:: Challenge ::
Print out every record exactly as it appears.

Collection entries

——————————

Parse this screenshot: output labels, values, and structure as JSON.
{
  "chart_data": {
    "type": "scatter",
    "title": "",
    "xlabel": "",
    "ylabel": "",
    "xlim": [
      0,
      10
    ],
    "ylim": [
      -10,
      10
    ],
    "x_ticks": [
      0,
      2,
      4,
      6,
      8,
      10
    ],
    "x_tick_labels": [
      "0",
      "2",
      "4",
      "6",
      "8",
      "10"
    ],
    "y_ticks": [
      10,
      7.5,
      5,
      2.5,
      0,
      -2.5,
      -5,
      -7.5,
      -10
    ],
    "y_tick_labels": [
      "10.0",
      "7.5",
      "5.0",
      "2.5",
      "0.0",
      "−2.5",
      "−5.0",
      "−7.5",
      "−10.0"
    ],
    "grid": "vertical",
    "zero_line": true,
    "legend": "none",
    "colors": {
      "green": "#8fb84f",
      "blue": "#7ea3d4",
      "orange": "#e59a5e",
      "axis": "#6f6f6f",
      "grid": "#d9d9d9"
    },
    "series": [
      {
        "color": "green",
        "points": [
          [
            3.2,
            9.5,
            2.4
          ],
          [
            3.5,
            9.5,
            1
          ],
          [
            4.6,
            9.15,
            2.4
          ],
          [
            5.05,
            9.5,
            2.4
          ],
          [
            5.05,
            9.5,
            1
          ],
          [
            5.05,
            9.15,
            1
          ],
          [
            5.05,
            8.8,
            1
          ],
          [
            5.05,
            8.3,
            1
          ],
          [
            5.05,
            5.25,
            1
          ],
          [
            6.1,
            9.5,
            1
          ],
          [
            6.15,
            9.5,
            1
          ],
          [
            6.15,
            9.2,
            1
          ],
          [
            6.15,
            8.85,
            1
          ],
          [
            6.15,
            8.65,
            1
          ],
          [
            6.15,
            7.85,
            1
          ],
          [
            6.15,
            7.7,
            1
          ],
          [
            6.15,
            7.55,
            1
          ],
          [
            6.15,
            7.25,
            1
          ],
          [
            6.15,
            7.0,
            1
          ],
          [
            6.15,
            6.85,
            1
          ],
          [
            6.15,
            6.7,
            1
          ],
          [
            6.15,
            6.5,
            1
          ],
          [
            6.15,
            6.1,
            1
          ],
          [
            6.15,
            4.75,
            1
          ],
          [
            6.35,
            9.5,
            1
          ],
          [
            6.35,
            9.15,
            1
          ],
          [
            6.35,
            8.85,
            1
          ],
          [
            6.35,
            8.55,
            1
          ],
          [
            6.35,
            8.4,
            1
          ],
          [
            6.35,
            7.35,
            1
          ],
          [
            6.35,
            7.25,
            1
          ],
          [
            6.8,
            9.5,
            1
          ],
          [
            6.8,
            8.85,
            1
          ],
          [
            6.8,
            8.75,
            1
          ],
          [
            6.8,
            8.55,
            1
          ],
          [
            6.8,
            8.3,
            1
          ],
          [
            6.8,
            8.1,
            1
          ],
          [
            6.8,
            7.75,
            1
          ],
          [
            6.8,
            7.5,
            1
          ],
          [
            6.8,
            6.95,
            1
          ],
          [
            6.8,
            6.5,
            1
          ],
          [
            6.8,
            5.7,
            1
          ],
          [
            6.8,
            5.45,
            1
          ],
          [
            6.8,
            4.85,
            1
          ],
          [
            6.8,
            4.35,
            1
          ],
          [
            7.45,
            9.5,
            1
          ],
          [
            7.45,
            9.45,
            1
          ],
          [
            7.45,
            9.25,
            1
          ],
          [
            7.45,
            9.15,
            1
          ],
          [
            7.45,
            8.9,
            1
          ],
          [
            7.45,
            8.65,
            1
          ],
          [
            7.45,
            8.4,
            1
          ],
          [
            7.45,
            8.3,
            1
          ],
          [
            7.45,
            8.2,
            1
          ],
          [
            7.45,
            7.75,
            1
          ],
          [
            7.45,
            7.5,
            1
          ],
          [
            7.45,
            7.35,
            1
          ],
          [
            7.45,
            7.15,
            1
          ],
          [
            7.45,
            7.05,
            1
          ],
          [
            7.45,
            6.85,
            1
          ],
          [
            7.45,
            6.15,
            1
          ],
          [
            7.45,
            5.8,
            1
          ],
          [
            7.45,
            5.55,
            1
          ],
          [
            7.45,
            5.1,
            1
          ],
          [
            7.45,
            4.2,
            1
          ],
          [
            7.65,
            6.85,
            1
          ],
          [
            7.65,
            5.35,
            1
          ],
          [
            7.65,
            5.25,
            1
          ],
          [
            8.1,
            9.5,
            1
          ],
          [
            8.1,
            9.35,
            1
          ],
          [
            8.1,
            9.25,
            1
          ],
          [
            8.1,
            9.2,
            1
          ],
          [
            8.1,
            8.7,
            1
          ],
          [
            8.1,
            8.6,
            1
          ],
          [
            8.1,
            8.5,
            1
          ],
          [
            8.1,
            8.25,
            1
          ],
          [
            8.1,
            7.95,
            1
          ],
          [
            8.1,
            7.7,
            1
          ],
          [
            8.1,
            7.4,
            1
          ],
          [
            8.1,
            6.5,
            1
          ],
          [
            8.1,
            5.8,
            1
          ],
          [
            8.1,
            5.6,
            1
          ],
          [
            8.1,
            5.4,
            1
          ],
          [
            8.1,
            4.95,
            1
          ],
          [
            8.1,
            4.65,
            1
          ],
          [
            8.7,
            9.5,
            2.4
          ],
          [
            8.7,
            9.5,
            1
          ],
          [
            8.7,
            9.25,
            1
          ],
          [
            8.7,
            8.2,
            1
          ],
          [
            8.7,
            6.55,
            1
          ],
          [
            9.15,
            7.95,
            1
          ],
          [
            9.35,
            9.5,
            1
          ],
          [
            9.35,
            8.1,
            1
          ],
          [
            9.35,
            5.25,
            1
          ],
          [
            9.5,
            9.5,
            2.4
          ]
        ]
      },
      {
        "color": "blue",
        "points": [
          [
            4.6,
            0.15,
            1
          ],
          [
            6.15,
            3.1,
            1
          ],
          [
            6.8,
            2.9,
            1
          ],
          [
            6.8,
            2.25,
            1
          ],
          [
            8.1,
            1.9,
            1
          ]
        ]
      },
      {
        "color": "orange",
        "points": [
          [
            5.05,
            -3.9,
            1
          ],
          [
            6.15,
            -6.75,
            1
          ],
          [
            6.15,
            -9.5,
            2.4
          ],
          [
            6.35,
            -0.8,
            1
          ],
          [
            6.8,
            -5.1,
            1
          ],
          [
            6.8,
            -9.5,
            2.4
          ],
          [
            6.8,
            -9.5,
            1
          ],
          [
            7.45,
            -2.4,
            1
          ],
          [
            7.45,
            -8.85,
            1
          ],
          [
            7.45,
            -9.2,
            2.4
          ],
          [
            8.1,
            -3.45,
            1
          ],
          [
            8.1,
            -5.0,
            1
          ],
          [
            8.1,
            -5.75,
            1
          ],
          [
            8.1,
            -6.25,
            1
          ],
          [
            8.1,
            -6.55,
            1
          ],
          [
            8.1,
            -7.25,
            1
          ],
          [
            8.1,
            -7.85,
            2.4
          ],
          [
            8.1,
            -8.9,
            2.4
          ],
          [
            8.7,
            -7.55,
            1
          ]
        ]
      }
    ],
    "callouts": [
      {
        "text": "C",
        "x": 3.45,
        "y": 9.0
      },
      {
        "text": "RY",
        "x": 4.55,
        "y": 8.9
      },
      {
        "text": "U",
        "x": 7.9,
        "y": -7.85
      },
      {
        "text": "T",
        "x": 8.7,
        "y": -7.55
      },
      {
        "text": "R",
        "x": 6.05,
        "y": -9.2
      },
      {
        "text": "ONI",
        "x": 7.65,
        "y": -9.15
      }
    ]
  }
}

——————————

:: Worked solution ::
Parse this screenshot: output labels, values, and structure as JSON.
{
  "chart_data": {
    "type": "scatter",
    "title": "",
    "xlabel": "",
    "ylabel": "",
    "xlim": [
      0,
      10
    ],
    "ylim": [
      -10,
      10
    ],
    "x_ticks": [
      0,
      2,
      4,
      6,
      8,
      10
    ],
    "x_tick_labels": [
      "0",
      "2",
      "4",
      "6",
      "8",
      "10"
    ],
    "y_ticks": [
      10,
      7.5,
      5,
      2.5,
      0,
      -2.5,
      -5,
      -7.5,
      -10
    ],
    "y_tick_labels": [
      "10.0",
      "7.5",
      "5.0",
      "2.5",
      "0.0",
      "−2.5",
      "−5.0",
      "−7.5",
      "−10.0"
    ],
    "grid": "vertical",
    "zero_line": true,
    "legend": "none",
    "colors": {
      "green": "#8fb84f",
      "blue": "#7ea3d4",
      "orange": "#e59a5e",
      "axis": "#6f6f6f",
      "grid": "#d9d9d9"
    },
    "series": [
      {
        "color": "green",
        "points": [
          [
            3.2,
            9.5,
            2.4
          ],
          [
            3.5,
            9.5,
            1
          ],
          [
            4.6,
            9.15,
            2.4
          ],
          [
            5.05,
            9.5,
            2.4
          ],
          [
            5.05,
            9.5,
            1
          ],
          [
            5.05,
            9.15,
            1
          ],
          [
            5.05,
            8.8,
            1
          ],
          [
            5.05,
            8.3,
            1
          ],
          [
            5.05,
            5.25,
            1
          ],
          [
            6.1,
            9.5,
            1
          ],
          [
            6.15,
            9.5,
            1
          ],
          [
            6.15,
            9.2,
            1
          ],
          [
            6.15,
            8.85,
            1
          ],
          [
            6.15,
            8.65,
            1
          ],
          [
            6.15,
            7.85,
            1
          ],
          [
            6.15,
            7.7,
            1
          ],
          [
            6.15,
            7.55,
            1
          ],
          [
            6.15,
            7.25,
            1
          ],
          [
            6.15,
            7.0,
            1
          ],
          [
            6.15,
            6.85,
            1
          ],
          [
            6.15,
            6.7,
            1
          ],
          [
            6.15,
            6.5,
            1
          ],
          [
            6.15,
            6.1,
            1
          ],
          [
            6.15,
            4.75,
            1
          ],
          [
            6.35,
            9.5,
            1
          ],
          [
            6.35,
            9.15,
            1
          ],
          [
            6.35,
            8.85,
            1
          ],
          [
            6.35,
            8.55,
            1
          ],
          [
            6.35,
            8.4,
            1
          ],
          [
            6.35,
            7.35,
            1
          ],
          [
            6.35,
            7.25,
            1
          ],
          [
            6.8,
            9.5,
            1
          ],
          [
            6.8,
            8.85,
            1
          ],
          [
            6.8,
            8.75,
            1
          ],
          [
            6.8,
            8.55,
            1
          ],
          [
            6.8,
            8.3,
            1
          ],
          [
            6.8,
            8.1,
            1
          ],
          [
            6.8,
            7.75,
            1
          ],
          [
            6.8,
            7.5,
            1
          ],
          [
            6.8,
            6.95,
            1
          ],
          [
            6.8,
            6.5,
            1
          ],
          [
            6.8,
            5.7,
            1
          ],
          [
            6.8,
            5.45,
            1
          ],
          [
            6.8,
            4.85,
            1
          ],
          [
            6.8,
            4.35,
            1
          ],
          [
            7.45,
            9.5,
            1
          ],
          [
            7.45,
            9.45,
            1
          ],
          [
            7.45,
            9.25,
            1
          ],
          [
            7.45,
            9.15,
            1
          ],
          [
            7.45,
            8.9,
            1
          ],
          [
            7.45,
            8.65,
            1
          ],
          [
            7.45,
            8.4,
            1
          ],
          [
            7.45,
            8.3,
            1
          ],
          [
            7.45,
            8.2,
            1
          ],
          [
            7.45,
            7.75,
            1
          ],
          [
            7.45,
            7.5,
            1
          ],
          [
            7.45,
            7.35,
            1
          ],
          [
            7.45,
            7.15,
            1
          ],
          [
            7.45,
            7.05,
            1
          ],
          [
            7.45,
            6.85,
            1
          ],
          [
            7.45,
            6.15,
            1
          ],
          [
            7.45,
            5.8,
            1
          ],
          [
            7.45,
            5.55,
            1
          ],
          [
            7.45,
            5.1,
            1
          ],
          [
            7.45,
            4.2,
            1
          ],
          [
            7.65,
            6.85,
            1
          ],
          [
            7.65,
            5.35,
            1
          ],
          [
            7.65,
            5.25,
            1
          ],
          [
            8.1,
            9.5,
            1
          ],
          [
            8.1,
            9.35,
            1
          ],
          [
            8.1,
            9.25,
            1
          ],
          [
            8.1,
            9.2,
            1
          ],
          [
            8.1,
            8.7,
            1
          ],
          [
            8.1,
            8.6,
            1
          ],
          [
            8.1,
            8.5,
            1
          ],
          [
            8.1,
            8.25,
            1
          ],
          [
            8.1,
            7.95,
            1
          ],
          [
            8.1,
            7.7,
            1
          ],
          [
            8.1,
            7.4,
            1
          ],
          [
            8.1,
            6.5,
            1
          ],
          [
            8.1,
            5.8,
            1
          ],
          [
            8.1,
            5.6,
            1
          ],
          [
            8.1,
            5.4,
            1
          ],
          [
            8.1,
            4.95,
            1
          ],
          [
            8.1,
            4.65,
            1
          ],
          [
            8.7,
            9.5,
            2.4
          ],
          [
            8.7,
            9.5,
            1
          ],
          [
            8.7,
            9.25,
            1
          ],
          [
            8.7,
            8.2,
            1
          ],
          [
            8.7,
            6.55,
            1
          ],
          [
            9.15,
            7.95,
            1
          ],
          [
            9.35,
            9.5,
            1
          ],
          [
            9.35,
            8.1,
            1
          ],
          [
            9.35,
            5.25,
            1
          ],
          [
            9.5,
            9.5,
            2.4
          ]
        ]
      },
      {
        "color": "blue",
        "points": [
          [
            4.6,
            0.15,
            1
          ],
          [
            6.15,
            3.1,
            1
          ],
          [
            6.8,
            2.9,
            1
          ],
          [
            6.8,
            2.25,
            1
          ],
          [
            8.1,
            1.9,
            1
          ]
        ]
      },
      {
        "color": "orange",
        "points": [
          [
            5.05,
            -3.9,
            1
          ],
          [
            6.15,
            -6.75,
            1
          ],
          [
            6.15,
            -9.5,
            2.4
          ],
          [
            6.35,
            -0.8,
            1
          ],
          [
            6.8,
            -5.1,
            1
          ],
          [
            6.8,
            -9.5,
            2.4
          ],
          [
            6.8,
            -9.5,
            1
          ],
          [
            7.45,
            -2.4,
            1
          ],
          [
            7.45,
            -8.85,
            1
          ],
          [
            7.45,
            -9.2,
            2.4
          ],
          [
            8.1,
            -3.45,
            1
          ],
          [
            8.1,
            -5.0,
            1
          ],
          [
            8.1,
            -5.75,
            1
          ],
          [
            8.1,
            -6.25,
            1
          ],
          [
            8.1,
            -6.55,
            1
          ],
          [
            8.1,
            -7.25,
            1
          ],
          [
            8.1,
            -7.85,
            2.4
          ],
          [
            8.1,
            -8.9,
            2.4
          ],
          [
            8.7,
            -7.55,
            1
          ]
        ]
      }
    ],
    "callouts": [
      {
        "text": "C",
        "x": 3.45,
        "y": 9.0
      },
      {
        "text": "RY",
        "x": 4.55,
        "y": 8.9
      },
      {
        "text": "U",
        "x": 7.9,
        "y": -7.85
      },
      {
        "text": "T",
        "x": 8.7,
        "y": -7.55
      },
      {
        "text": "R",
        "x": 6.05,
        "y": -9.2
      },
      {
        "text": "ONI",
        "x": 7.65,
        "y": -9.15
      }
    ]
  }
}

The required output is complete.